• AIM OF THE EXERCISE: Write the next part of the text on prophetic gifts by grace versus technique, picking up right after its last sentence.

• SELECTED TEXT:
-- start --

1. The Elisha Example (2 Kings 6:12)
Elisha knew what the King of Syria spoke in his private chamber—not because he was “scanning” or “conjuring”—but because God revealed it by grace.
This was not constant surveillance of men’s private lives. It was a sovereign intervention by God to protect His people from danger.
Key point: It was God’s initiative, not Elisha’s technique.
“Elisha, the prophet that is in Israel, telleth the king of Israel the words that thou speakest in thy bedchamber.” (2 Kings 6:12 KJV)
2. Difference Between Grace and Works
Grace (true gifts):
Word of knowledge, word of wisdom, prophecy all come by the Spirit (1 Cor. 12:7–11).
They edify, protect, and comfort.
They do not require rituals (hand-holding, staring, conjuring).
Works (false methods):
Trying to “make” God speak by using a technique.
Reading people’s souls, body language, or “vibes.”
Leads to pride in accuracy, skill, or “prowess.”
Paul warns: “Are ye so foolish? having begun in the Spirit, are ye now made perfect by the flesh?” (Galatians 3:3).
3. Spectral Evidence and Witchcraft Parallels
The Salem witch trials condemned people based on spectral evidence—what someone claimed to “see in the spirit” without proof.
This is almost identical to what you describe: prophets reading vibes, scanning, reporting impressions, and then labeling people.
The Bible calls this false judgment: “Judge not according to the appearance, but judge righteous judgment.” (John 7:24).
It mirrors occult witchcraft when people try to control, accuse, or isolate others by unseen “evidence” only they perceive.
4. The First Church and Jesus’ Example
Jesus: His prophetic insight was never spooky, suspicious, or targeting. He read the Samaritan woman’s life (John 4:16–18) to lead her to salvation, not to shame her.

-- end --

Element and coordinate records
-- start --

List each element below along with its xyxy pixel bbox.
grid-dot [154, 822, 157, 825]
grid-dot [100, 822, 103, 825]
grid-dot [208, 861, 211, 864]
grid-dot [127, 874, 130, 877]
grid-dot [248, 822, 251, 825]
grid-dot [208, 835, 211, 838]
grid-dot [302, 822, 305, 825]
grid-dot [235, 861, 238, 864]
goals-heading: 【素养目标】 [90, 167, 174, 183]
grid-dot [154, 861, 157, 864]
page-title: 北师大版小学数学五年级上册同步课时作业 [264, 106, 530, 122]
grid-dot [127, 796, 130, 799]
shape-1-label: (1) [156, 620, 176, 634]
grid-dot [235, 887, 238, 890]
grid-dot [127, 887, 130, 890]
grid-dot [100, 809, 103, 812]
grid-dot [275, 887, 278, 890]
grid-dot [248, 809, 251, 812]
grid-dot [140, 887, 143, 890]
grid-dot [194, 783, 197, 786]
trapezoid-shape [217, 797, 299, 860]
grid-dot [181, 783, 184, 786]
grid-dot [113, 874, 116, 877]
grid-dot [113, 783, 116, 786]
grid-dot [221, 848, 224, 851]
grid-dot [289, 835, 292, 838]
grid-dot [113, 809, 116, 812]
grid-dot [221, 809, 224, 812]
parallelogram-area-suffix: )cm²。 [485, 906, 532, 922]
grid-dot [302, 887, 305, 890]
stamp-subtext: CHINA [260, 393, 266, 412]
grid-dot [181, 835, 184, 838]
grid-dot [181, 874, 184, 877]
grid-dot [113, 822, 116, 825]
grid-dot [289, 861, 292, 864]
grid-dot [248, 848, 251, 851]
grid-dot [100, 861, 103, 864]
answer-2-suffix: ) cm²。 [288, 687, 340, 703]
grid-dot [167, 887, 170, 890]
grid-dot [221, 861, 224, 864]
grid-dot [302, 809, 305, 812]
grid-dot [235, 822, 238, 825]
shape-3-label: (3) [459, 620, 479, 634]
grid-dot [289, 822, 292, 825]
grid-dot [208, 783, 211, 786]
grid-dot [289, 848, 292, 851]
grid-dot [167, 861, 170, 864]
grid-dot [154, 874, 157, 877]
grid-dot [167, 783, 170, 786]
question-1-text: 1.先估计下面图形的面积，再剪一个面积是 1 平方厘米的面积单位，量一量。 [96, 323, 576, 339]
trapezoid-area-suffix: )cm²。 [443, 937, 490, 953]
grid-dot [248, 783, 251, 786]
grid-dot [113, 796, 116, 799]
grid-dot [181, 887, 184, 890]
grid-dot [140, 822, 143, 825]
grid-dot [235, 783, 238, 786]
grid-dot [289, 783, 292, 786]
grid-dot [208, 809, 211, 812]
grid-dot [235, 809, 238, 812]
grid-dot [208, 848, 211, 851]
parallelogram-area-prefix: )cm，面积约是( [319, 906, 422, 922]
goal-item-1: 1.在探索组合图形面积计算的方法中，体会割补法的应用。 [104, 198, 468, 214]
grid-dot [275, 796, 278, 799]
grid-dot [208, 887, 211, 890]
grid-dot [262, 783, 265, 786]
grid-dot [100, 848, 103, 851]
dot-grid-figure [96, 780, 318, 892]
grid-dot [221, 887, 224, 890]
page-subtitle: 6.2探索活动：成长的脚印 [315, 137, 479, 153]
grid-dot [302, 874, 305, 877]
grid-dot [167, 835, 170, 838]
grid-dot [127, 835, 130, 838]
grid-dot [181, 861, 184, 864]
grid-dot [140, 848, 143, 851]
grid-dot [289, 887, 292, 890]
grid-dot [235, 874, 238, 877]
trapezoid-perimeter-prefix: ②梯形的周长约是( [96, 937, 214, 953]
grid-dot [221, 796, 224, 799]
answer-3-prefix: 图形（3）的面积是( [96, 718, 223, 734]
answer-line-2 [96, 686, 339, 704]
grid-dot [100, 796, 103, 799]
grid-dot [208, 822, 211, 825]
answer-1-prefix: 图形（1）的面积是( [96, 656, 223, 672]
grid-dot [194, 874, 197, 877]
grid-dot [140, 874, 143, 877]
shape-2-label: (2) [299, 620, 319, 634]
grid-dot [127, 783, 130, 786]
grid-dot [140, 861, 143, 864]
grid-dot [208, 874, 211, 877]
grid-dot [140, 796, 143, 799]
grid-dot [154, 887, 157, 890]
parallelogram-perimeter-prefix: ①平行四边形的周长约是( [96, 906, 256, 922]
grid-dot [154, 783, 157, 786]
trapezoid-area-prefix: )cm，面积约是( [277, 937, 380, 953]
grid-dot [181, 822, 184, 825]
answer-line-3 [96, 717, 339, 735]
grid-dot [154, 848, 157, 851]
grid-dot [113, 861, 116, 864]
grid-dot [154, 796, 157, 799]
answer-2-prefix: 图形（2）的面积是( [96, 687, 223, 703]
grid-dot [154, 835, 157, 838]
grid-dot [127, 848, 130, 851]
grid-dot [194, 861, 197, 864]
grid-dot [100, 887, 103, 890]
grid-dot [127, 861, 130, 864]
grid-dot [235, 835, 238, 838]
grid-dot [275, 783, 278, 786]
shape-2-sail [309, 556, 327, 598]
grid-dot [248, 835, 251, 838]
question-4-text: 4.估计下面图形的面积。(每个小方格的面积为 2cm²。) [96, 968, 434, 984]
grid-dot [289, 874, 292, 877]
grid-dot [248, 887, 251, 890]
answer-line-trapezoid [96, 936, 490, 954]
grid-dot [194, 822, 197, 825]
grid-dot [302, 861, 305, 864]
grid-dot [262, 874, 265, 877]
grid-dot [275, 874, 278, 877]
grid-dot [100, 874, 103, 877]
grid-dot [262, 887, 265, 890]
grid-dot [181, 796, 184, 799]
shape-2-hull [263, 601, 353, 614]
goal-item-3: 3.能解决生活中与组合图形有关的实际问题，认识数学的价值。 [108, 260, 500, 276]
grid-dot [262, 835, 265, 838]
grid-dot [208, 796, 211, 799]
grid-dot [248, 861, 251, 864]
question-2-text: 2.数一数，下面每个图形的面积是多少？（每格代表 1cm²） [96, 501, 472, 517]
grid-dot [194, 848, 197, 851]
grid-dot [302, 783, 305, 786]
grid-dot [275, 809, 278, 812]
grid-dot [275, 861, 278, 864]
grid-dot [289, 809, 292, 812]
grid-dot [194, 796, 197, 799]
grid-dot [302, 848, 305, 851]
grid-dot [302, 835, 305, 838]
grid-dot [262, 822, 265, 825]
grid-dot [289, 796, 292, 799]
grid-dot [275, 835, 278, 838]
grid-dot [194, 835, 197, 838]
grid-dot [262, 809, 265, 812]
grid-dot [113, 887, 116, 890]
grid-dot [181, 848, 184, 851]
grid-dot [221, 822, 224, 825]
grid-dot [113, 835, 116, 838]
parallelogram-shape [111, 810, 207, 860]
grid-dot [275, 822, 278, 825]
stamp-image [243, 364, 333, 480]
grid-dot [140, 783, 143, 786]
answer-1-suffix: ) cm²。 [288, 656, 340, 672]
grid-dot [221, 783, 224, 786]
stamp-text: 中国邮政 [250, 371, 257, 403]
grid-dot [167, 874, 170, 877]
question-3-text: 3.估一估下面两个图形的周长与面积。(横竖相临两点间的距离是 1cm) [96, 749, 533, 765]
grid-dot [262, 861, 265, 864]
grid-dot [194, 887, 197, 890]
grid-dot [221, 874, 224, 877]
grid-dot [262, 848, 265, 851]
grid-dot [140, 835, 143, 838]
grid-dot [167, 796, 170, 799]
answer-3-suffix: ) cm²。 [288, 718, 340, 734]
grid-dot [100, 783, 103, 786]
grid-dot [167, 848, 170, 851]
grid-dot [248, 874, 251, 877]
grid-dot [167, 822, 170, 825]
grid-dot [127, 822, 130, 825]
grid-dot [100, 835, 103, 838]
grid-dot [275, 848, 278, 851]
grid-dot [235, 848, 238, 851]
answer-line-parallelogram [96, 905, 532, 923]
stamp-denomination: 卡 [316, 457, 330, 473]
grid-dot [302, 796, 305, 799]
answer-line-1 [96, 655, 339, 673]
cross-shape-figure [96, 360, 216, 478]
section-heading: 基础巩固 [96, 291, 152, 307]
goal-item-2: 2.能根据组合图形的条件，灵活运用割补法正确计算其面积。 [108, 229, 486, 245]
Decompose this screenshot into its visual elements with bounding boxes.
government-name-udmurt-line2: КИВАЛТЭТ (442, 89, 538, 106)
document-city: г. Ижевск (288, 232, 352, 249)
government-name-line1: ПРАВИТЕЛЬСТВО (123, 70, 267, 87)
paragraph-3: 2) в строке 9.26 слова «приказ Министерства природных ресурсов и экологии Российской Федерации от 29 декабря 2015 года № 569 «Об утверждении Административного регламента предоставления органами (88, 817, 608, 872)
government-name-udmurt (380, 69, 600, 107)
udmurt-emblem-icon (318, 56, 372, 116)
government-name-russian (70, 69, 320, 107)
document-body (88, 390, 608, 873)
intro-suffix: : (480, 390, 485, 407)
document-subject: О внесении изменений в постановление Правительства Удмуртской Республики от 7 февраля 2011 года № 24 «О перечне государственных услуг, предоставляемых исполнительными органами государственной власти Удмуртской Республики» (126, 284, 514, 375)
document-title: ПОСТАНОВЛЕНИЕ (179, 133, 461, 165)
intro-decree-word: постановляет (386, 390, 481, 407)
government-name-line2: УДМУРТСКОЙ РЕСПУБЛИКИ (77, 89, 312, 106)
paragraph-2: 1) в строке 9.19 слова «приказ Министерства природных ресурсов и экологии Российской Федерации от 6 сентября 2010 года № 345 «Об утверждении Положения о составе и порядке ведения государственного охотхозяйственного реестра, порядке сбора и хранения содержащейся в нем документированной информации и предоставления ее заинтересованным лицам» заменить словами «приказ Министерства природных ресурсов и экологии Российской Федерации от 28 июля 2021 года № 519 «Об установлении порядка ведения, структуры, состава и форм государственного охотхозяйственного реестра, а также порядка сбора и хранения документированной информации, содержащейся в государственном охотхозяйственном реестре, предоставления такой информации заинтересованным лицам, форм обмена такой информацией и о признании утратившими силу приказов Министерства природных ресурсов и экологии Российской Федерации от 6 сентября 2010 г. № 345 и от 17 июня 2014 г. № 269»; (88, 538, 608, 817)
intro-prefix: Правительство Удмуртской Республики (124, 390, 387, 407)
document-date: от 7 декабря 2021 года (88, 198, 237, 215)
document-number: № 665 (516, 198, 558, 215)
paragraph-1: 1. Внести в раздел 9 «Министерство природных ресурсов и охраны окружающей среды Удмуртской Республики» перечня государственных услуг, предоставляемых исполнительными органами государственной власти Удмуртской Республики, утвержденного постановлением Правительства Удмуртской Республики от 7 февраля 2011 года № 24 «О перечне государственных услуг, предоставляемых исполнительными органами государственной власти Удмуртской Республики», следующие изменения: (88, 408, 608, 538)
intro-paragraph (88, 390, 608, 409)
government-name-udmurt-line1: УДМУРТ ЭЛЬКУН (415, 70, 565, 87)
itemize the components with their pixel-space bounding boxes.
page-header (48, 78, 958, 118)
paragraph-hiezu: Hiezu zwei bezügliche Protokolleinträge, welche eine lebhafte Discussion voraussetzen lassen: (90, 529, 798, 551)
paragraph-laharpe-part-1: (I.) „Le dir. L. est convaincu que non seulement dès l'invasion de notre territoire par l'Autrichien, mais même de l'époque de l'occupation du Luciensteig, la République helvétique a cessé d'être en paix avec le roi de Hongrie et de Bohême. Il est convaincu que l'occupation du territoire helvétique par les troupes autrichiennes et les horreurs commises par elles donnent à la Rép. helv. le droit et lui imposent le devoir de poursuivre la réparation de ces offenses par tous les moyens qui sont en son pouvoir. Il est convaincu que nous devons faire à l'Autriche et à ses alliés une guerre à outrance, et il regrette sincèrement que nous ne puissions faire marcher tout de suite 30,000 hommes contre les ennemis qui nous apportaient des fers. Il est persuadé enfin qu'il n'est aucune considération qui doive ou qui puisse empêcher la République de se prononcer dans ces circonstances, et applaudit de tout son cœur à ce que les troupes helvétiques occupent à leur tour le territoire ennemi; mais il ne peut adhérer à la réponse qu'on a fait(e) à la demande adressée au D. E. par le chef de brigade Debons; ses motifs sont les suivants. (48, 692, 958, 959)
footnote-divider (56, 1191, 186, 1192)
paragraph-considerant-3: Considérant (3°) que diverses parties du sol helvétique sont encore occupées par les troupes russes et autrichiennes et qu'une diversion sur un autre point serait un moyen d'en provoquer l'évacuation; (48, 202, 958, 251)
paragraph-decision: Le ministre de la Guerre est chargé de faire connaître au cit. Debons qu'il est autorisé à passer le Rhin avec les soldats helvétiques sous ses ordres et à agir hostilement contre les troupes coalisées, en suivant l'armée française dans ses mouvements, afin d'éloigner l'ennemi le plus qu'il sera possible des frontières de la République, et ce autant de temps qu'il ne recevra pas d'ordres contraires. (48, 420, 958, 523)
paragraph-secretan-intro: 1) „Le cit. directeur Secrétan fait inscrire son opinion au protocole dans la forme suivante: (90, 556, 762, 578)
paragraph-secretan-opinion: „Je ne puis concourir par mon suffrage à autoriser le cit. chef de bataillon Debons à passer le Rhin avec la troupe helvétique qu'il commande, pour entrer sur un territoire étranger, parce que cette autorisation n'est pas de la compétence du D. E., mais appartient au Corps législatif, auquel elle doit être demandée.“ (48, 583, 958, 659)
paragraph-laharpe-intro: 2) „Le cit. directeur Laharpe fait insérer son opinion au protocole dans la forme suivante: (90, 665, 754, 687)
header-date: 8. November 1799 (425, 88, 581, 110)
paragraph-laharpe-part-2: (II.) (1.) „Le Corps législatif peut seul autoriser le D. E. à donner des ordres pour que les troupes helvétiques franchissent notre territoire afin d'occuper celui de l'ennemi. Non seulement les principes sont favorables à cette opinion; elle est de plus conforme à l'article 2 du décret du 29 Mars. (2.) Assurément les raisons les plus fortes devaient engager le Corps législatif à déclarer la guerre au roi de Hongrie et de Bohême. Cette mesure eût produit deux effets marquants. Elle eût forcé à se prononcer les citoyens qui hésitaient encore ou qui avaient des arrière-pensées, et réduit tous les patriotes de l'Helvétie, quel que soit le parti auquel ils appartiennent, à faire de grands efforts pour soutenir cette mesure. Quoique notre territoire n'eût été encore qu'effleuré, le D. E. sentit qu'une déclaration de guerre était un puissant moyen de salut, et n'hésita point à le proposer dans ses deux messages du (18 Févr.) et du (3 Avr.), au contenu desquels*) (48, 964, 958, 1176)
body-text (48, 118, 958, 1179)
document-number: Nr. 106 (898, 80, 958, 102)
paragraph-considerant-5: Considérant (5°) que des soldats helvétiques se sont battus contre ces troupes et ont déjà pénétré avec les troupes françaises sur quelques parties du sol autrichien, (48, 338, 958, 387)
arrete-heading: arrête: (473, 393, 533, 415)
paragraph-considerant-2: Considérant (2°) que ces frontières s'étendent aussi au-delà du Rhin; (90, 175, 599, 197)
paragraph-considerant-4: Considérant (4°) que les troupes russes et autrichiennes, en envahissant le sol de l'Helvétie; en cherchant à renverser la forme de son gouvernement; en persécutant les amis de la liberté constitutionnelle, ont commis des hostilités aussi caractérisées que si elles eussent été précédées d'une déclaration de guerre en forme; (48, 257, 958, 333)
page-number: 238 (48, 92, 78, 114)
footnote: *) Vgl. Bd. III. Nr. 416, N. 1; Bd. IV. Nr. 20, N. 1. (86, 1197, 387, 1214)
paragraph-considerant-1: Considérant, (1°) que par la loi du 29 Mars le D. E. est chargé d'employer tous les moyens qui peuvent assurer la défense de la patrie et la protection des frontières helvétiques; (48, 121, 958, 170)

-- end --

• WRITTEN RESPONSE:
The First Church (Acts): Prophecy was for encouragement and direction—never for spying or public shaming. (Acts 13:2, Acts 21:10–11).
Paul: He set boundaries so prophecy would build up,(make edified, comforted, strengthened) not target, deeply oppress, distress or terrify: “He that prophesieth speaketh unto men to edification, and exhortation, and comfort.” (1 Cor. 14:3).
5. The Problem With “All-Knowing Seers”
They stare, scan, and report → This produces suspicion, fear, and exclusion, not fellowship in the light (1 John 1:7).
They claim insight, but it is soulish discernment or worse—familiar spirits—masquerading as the prophetic.
They neglect love for the stranger and humility of Christ, replacing it with elitism and spiritual intimidation.
Paul warned against those who are “puffed up by his fleshly mind, and not holding the Head, from which all the body…increaseth with the increase of God.” (Col. 2:18–19).
6. Admonition to the Seer Subculture
True prophetic ministry is a grace gift, not a skill show.
It must flow from love (1 Cor. 13:1–2). Without love, it becomes noise—even if accurate.
Staring, scanning, and targeting people is not of Christ. It resembles witchcraft because it controls and intimidates rather than frees.
The Elisha gift was protective grace, not surveillance of private souls.
Summary Admonition
“The gift of Elisha was grace—God revealing by His Spirit to protect His people. But today, a subculture of ‘all-knowing seers’ often crosses into works, reading souls, and practicing a form of spectral evidence like the Salem witch trials. This is false, unloving, and against the Spirit of Christ. True prophecy in the New Testament builds up, comforts, and aligns with Jesus, who valued the stranger, walked in light, and never shamed or targeted people. Any prophetic practice that spies, accuses, or intimidates belongs more to witchcraft than to the Spirit of Grace.”
SECTION 5
MEGA POINTS (THESE ARE MODERN STRONG HOLDS)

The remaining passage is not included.